**Work to complete:**
Copy out each line of the data holding "Project".

╭─ Data extracts

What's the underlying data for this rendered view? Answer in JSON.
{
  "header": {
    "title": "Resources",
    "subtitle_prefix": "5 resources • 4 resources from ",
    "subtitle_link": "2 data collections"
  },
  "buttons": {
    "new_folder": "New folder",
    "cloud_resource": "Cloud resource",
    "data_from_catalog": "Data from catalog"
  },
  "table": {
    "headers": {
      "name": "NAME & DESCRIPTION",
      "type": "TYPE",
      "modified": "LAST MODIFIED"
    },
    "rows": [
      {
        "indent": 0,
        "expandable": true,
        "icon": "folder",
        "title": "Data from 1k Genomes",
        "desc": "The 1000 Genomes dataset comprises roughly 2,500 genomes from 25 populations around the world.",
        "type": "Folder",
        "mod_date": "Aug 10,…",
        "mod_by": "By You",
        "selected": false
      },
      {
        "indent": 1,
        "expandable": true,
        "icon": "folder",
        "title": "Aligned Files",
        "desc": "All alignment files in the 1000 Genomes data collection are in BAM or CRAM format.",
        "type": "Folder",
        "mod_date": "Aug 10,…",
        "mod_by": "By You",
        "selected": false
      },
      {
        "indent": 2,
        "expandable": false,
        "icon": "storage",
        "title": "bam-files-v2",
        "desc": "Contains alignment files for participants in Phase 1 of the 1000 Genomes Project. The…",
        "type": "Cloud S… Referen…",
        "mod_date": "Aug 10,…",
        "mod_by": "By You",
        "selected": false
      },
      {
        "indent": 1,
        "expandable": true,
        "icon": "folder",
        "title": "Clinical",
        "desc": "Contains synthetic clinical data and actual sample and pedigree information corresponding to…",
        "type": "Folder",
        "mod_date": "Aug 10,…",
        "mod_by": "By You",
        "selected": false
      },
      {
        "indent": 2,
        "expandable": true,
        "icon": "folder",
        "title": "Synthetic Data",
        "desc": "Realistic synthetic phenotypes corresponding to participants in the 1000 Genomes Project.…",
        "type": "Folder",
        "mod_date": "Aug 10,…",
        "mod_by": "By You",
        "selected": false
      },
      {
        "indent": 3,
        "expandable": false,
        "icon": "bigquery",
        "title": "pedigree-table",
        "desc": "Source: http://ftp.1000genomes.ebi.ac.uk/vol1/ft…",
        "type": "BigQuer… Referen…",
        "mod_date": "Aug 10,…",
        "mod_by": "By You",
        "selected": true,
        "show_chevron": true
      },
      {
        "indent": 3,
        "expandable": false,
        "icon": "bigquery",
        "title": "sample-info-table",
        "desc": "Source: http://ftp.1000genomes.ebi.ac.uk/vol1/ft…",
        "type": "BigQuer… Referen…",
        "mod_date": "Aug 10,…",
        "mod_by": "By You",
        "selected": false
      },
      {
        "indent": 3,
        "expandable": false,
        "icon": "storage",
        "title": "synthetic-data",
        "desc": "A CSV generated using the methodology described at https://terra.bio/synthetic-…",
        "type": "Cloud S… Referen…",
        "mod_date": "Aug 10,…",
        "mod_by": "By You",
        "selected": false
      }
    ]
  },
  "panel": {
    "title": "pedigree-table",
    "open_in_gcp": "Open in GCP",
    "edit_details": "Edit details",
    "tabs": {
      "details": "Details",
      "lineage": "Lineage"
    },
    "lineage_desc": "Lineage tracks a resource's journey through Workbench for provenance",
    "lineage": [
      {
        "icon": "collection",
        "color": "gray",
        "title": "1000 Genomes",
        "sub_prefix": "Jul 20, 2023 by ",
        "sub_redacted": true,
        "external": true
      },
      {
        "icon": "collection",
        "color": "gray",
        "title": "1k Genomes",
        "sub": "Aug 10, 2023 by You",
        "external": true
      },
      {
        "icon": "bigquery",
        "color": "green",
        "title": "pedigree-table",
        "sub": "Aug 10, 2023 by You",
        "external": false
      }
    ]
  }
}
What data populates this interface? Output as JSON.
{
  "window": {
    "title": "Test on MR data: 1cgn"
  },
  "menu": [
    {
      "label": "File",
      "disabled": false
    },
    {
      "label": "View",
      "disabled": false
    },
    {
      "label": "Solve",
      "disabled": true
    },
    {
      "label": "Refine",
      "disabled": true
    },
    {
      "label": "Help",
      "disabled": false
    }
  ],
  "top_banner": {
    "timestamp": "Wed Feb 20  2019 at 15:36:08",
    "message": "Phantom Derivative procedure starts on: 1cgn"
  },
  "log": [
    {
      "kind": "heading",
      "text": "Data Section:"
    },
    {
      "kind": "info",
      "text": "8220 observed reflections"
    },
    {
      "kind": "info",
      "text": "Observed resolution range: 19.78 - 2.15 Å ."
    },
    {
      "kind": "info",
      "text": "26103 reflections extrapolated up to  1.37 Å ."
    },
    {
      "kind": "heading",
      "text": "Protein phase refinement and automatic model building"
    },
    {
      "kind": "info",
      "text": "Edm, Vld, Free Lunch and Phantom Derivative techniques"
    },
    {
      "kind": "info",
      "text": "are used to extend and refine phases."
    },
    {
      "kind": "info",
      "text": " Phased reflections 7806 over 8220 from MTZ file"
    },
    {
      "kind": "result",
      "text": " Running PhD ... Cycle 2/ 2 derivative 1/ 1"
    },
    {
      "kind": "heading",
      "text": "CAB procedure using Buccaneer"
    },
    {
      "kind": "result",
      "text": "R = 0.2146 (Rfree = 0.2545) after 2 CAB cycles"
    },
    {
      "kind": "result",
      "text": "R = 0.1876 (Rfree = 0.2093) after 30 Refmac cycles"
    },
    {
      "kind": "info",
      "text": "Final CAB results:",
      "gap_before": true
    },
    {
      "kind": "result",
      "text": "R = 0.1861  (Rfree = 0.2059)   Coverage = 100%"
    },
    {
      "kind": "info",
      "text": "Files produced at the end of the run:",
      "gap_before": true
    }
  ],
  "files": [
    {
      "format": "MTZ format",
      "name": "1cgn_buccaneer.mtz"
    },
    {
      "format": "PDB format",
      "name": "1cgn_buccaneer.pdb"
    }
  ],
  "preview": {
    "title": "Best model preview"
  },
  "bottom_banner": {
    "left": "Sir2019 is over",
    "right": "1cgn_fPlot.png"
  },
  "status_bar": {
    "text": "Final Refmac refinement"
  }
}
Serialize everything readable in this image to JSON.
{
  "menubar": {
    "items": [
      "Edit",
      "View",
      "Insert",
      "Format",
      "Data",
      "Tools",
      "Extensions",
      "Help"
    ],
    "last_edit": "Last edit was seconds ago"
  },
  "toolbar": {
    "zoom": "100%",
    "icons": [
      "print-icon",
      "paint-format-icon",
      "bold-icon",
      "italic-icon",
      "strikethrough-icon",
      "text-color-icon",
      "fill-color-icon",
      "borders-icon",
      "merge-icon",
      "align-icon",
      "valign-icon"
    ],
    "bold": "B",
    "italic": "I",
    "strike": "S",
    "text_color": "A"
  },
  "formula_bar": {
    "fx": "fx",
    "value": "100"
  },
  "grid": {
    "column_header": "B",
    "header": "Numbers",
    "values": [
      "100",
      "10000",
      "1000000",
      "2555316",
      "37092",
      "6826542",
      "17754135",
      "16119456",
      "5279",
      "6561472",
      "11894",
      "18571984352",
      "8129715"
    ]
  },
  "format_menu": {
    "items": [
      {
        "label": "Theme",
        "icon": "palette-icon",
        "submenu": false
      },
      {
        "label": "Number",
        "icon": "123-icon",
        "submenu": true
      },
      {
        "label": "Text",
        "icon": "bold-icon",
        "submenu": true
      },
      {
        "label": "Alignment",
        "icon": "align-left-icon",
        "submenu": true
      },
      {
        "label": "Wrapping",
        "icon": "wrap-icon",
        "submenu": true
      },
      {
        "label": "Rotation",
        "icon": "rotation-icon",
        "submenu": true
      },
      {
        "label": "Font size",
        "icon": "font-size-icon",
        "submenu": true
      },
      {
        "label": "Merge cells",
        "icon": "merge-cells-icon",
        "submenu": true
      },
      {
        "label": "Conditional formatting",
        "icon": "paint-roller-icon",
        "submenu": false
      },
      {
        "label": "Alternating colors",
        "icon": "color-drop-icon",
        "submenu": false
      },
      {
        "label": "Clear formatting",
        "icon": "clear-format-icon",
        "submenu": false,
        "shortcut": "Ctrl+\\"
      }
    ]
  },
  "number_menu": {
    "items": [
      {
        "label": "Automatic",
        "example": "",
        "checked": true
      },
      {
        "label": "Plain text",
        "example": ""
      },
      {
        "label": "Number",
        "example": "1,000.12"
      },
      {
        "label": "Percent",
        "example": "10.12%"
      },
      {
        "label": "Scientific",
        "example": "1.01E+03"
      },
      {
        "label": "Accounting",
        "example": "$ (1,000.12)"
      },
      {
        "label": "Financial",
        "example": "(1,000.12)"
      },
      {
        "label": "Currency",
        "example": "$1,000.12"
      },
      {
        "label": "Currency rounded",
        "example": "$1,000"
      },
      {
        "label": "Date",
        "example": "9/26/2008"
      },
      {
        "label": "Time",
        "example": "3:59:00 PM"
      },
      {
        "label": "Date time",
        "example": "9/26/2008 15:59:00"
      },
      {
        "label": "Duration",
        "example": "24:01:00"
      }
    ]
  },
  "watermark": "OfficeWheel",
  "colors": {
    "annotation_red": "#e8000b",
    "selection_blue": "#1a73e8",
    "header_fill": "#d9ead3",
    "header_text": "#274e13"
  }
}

╰─

**Response:**
        "desc": "Contains alignment files for participants in Phase 1 of the 1000 Genomes Project. The…",
        "desc": "Realistic synthetic phenotypes corresponding to participants in the 1000 Genomes Project.…",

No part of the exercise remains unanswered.